▸ **What you should do**
Copy each line of the data below with the word "Slope".
=== The input ===
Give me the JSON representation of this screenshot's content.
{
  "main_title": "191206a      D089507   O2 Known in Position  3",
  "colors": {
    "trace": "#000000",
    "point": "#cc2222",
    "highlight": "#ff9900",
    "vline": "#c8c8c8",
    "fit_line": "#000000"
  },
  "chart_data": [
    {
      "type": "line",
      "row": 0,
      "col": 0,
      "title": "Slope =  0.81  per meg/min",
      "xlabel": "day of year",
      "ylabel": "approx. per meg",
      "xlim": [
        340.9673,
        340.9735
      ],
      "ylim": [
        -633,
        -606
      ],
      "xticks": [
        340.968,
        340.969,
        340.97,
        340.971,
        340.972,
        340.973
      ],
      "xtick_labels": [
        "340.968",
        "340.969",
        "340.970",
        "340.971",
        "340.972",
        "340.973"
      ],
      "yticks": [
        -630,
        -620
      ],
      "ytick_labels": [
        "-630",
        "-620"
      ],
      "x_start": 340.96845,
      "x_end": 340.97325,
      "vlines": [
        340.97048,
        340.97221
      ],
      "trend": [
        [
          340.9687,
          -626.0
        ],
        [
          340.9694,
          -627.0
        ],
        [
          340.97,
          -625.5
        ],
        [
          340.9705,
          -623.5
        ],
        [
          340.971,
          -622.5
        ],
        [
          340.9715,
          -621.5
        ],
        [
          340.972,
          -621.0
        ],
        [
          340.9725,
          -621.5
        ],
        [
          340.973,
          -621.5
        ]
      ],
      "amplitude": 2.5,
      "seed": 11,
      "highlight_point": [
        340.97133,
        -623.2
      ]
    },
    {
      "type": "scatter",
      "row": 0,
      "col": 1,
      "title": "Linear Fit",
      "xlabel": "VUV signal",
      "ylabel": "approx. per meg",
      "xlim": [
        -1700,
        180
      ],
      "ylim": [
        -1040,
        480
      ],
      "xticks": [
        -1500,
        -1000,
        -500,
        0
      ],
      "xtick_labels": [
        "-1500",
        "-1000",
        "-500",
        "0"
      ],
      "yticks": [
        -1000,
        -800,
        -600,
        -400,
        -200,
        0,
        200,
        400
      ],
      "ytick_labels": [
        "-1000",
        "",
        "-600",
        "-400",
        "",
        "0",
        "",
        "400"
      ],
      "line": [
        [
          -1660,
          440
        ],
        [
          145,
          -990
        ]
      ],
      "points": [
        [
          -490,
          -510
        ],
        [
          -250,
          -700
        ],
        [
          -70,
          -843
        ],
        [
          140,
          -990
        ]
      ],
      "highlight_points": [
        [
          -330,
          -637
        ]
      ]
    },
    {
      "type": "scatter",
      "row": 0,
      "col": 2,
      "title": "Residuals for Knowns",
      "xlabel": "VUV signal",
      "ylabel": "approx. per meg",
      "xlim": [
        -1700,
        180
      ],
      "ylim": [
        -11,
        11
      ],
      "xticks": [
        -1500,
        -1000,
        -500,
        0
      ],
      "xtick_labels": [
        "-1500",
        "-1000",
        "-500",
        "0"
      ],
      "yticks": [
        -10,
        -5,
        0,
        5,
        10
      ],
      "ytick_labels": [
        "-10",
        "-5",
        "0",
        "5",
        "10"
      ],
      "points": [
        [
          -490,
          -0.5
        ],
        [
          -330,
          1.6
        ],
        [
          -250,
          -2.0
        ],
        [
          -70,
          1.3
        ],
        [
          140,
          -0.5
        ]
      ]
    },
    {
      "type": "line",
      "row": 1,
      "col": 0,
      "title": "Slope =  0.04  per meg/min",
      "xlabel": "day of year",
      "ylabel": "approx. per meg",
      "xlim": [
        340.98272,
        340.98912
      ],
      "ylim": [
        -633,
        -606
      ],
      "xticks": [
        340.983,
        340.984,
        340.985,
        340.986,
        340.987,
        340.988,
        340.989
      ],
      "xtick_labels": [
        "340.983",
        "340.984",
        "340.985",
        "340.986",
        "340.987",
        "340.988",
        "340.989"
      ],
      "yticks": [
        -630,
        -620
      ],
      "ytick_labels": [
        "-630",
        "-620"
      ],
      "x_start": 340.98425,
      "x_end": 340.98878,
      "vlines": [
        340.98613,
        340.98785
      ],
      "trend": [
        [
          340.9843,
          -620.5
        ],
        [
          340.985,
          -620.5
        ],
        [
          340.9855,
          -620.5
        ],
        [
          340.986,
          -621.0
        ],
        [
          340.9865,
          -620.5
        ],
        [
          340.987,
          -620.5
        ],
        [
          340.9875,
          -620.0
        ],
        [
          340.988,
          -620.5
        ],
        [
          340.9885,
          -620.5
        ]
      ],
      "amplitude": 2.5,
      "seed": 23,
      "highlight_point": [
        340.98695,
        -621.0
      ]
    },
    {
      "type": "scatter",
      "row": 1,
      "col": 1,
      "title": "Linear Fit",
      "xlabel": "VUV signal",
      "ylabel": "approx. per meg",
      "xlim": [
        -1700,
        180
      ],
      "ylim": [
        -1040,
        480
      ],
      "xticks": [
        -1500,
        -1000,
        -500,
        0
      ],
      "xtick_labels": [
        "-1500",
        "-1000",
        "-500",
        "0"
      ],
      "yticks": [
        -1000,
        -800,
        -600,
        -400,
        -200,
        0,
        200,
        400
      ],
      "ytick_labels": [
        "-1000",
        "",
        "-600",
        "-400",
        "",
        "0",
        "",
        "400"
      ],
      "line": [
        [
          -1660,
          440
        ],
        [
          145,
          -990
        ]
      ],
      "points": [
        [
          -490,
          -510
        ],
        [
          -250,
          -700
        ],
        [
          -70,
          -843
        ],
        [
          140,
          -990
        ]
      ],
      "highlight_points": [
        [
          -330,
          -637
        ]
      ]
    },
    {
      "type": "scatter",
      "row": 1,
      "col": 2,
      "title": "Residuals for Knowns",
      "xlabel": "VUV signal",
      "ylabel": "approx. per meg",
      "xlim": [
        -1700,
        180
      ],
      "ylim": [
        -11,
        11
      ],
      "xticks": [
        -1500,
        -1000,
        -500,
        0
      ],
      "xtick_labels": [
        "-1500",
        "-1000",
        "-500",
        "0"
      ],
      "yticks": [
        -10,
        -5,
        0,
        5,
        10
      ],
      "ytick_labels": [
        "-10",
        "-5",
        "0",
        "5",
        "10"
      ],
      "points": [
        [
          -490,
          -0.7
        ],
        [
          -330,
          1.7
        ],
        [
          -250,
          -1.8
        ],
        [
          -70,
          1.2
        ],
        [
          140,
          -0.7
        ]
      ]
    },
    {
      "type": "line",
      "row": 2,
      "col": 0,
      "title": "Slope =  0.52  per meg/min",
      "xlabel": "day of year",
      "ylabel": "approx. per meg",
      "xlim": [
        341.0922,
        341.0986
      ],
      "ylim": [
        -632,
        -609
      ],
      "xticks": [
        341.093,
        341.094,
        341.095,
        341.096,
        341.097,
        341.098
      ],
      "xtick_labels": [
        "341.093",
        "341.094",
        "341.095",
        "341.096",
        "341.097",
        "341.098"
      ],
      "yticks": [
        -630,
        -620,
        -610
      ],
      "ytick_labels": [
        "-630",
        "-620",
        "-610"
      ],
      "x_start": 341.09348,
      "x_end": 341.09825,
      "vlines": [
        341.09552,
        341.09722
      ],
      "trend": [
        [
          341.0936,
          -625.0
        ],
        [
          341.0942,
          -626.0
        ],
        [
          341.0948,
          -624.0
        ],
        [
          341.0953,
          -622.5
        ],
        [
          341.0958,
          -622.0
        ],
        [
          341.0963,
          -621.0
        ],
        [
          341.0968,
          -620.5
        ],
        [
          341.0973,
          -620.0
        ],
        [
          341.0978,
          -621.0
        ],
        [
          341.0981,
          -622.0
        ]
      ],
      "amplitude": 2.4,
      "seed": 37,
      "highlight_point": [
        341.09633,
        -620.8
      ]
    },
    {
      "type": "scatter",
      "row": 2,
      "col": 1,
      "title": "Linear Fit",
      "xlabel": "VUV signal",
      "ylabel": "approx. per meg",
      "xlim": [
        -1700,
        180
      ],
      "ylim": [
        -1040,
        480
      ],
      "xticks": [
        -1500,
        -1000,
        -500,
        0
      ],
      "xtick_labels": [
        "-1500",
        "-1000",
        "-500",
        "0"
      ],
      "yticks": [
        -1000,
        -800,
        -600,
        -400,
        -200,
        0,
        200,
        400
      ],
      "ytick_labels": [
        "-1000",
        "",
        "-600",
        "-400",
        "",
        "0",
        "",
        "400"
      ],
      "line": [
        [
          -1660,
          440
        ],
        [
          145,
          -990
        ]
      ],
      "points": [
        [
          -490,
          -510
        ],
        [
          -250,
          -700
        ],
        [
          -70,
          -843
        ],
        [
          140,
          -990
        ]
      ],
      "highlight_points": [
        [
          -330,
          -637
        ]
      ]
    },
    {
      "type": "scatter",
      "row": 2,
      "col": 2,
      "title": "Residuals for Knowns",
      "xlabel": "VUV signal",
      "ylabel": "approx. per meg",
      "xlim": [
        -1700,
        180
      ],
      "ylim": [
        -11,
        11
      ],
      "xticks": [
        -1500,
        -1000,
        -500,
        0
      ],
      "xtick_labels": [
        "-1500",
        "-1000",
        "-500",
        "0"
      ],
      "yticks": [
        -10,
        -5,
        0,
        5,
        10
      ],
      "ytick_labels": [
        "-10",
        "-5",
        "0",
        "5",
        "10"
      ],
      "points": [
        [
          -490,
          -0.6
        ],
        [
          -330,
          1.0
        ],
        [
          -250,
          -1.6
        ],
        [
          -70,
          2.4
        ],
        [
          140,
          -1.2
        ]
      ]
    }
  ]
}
===
▸ **Output of the task**
      "title": "Slope =  0.81  per meg/min",
      "title": "Slope =  0.04  per meg/min",
      "title": "Slope =  0.52  per meg/min",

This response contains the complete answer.